__WHAT TO DO__
Look through the listing below and report how many lines contain "name", as a bare number.

═══ DATA PROVIDED ═══

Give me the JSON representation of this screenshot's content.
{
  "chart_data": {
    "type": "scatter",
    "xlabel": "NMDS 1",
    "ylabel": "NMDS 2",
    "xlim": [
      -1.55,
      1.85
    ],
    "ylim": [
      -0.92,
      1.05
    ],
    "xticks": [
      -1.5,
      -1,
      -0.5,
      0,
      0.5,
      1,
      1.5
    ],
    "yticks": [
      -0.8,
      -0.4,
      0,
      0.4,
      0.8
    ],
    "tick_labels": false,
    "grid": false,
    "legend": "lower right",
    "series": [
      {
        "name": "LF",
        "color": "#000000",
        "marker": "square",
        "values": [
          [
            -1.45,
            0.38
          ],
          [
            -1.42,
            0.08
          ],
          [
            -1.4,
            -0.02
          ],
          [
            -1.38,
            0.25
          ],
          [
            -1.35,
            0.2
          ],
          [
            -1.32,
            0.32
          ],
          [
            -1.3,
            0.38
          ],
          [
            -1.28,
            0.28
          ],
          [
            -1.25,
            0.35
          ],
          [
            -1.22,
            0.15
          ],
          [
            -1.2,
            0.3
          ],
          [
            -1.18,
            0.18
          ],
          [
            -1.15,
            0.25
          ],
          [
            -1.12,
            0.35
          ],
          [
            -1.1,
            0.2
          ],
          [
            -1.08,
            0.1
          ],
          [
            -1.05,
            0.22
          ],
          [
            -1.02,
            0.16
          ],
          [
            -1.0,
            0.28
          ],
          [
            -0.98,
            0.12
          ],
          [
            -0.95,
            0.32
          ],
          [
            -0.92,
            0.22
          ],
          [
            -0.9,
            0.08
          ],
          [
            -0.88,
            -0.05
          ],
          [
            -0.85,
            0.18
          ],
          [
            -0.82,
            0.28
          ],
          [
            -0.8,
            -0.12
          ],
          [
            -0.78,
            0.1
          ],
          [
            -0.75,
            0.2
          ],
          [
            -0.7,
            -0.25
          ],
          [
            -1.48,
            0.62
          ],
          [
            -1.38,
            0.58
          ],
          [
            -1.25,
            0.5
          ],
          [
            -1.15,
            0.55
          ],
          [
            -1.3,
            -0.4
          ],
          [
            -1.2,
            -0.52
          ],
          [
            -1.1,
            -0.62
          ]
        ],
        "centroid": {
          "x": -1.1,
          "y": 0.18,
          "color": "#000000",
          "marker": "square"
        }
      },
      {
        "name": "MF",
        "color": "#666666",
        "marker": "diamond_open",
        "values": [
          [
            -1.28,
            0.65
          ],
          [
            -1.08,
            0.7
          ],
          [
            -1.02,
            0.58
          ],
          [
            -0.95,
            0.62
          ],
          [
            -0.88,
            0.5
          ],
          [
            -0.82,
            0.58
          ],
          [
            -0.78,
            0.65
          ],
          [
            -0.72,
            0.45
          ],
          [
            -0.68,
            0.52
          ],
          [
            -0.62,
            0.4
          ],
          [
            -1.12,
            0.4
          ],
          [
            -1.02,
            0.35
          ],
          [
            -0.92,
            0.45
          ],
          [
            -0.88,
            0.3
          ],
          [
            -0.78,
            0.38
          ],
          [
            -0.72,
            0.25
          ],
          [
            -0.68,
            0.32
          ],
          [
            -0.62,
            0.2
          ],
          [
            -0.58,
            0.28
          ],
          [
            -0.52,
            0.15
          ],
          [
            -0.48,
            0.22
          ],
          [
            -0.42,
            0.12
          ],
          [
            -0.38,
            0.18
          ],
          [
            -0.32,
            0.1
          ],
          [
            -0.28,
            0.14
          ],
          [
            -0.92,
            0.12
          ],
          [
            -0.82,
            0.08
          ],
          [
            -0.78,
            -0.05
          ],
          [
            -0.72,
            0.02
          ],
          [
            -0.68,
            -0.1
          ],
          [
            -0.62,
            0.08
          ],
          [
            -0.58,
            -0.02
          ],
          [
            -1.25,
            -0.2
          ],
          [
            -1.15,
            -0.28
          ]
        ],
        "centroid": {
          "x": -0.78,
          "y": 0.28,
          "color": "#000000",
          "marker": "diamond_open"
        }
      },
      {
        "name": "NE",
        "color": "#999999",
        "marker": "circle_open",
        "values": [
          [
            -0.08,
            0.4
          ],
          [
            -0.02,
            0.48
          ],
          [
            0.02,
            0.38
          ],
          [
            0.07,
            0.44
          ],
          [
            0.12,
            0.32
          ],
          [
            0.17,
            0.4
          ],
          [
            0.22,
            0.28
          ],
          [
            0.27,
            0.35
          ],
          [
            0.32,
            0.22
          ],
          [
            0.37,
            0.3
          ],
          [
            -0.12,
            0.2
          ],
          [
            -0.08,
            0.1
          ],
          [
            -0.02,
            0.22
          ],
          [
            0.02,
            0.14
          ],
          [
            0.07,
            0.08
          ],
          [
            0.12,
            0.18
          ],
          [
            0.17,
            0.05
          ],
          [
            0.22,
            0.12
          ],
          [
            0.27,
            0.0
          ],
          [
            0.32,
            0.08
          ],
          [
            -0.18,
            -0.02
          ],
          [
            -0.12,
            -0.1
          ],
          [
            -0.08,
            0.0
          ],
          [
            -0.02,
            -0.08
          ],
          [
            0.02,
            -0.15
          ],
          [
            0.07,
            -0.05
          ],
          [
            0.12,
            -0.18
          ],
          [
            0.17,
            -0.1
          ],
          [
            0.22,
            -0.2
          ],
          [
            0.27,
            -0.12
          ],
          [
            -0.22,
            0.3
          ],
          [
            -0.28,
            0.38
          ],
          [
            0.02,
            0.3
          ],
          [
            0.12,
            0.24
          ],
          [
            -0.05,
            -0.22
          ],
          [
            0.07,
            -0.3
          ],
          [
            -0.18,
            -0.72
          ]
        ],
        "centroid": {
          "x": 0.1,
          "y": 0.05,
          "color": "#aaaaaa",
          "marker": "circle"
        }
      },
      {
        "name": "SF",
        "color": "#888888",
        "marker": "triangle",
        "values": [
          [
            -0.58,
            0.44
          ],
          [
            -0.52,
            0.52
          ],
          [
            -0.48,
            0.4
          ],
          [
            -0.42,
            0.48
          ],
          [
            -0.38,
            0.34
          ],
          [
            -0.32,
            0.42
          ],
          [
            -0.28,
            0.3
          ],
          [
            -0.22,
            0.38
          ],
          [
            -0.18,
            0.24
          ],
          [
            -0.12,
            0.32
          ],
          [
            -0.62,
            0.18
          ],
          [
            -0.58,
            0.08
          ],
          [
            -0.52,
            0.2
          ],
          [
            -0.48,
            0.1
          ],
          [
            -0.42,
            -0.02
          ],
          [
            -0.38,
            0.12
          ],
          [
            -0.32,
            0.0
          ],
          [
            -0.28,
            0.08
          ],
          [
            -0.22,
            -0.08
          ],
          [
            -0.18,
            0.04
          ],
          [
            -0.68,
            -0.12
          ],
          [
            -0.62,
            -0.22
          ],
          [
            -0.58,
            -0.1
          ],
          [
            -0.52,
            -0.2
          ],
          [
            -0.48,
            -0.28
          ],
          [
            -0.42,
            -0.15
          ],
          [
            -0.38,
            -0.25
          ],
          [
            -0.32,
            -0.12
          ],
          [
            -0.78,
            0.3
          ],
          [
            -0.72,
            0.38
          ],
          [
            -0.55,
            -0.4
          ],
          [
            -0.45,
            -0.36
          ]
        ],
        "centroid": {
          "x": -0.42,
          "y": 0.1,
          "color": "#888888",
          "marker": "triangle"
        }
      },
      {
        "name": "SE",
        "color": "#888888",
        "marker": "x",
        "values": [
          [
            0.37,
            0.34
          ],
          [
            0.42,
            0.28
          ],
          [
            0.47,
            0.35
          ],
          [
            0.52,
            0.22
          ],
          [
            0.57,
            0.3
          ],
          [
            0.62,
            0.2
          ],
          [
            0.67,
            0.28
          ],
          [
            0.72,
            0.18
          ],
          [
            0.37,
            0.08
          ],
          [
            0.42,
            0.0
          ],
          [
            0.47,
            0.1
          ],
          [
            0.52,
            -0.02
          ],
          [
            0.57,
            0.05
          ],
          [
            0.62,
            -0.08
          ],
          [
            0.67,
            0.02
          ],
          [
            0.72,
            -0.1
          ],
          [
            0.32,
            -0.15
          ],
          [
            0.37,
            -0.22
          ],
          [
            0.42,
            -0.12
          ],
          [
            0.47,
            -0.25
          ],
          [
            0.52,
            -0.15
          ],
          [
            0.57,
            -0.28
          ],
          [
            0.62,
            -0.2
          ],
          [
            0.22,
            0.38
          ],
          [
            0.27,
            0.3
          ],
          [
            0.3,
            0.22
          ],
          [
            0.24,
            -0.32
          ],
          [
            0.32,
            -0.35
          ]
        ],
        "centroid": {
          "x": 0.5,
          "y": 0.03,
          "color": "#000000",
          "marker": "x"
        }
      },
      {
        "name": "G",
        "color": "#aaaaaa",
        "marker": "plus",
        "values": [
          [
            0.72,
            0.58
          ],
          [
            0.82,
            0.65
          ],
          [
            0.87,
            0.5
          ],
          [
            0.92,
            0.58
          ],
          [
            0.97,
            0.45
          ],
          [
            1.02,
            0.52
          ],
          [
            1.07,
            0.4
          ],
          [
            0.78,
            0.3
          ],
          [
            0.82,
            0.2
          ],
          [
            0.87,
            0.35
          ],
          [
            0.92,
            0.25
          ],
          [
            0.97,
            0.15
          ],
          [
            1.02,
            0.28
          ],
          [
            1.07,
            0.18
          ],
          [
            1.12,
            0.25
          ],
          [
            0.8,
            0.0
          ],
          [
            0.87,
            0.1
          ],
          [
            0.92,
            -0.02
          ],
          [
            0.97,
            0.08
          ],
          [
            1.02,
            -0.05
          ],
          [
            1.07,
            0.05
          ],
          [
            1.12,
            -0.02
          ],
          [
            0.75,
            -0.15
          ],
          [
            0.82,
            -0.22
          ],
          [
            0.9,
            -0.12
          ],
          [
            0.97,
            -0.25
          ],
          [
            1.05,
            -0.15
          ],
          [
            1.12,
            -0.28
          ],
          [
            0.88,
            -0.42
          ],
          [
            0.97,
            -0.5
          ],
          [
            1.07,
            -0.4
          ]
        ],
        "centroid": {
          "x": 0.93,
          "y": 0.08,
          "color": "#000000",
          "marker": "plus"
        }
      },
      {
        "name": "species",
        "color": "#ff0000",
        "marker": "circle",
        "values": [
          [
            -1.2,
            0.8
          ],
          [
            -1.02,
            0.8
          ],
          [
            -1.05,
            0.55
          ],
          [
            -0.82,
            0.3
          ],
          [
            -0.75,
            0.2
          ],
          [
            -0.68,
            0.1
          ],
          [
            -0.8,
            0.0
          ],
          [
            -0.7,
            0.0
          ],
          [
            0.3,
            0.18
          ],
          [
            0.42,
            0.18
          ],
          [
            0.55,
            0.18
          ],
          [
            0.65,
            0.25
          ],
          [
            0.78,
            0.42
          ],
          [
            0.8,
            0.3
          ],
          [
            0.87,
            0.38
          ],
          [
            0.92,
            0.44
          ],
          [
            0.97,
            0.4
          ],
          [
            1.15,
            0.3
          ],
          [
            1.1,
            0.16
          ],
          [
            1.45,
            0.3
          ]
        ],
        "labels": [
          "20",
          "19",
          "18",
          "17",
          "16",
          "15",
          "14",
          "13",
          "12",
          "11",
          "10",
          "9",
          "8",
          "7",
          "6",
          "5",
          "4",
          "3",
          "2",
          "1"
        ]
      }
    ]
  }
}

═══

__WRITTEN REPLY__
7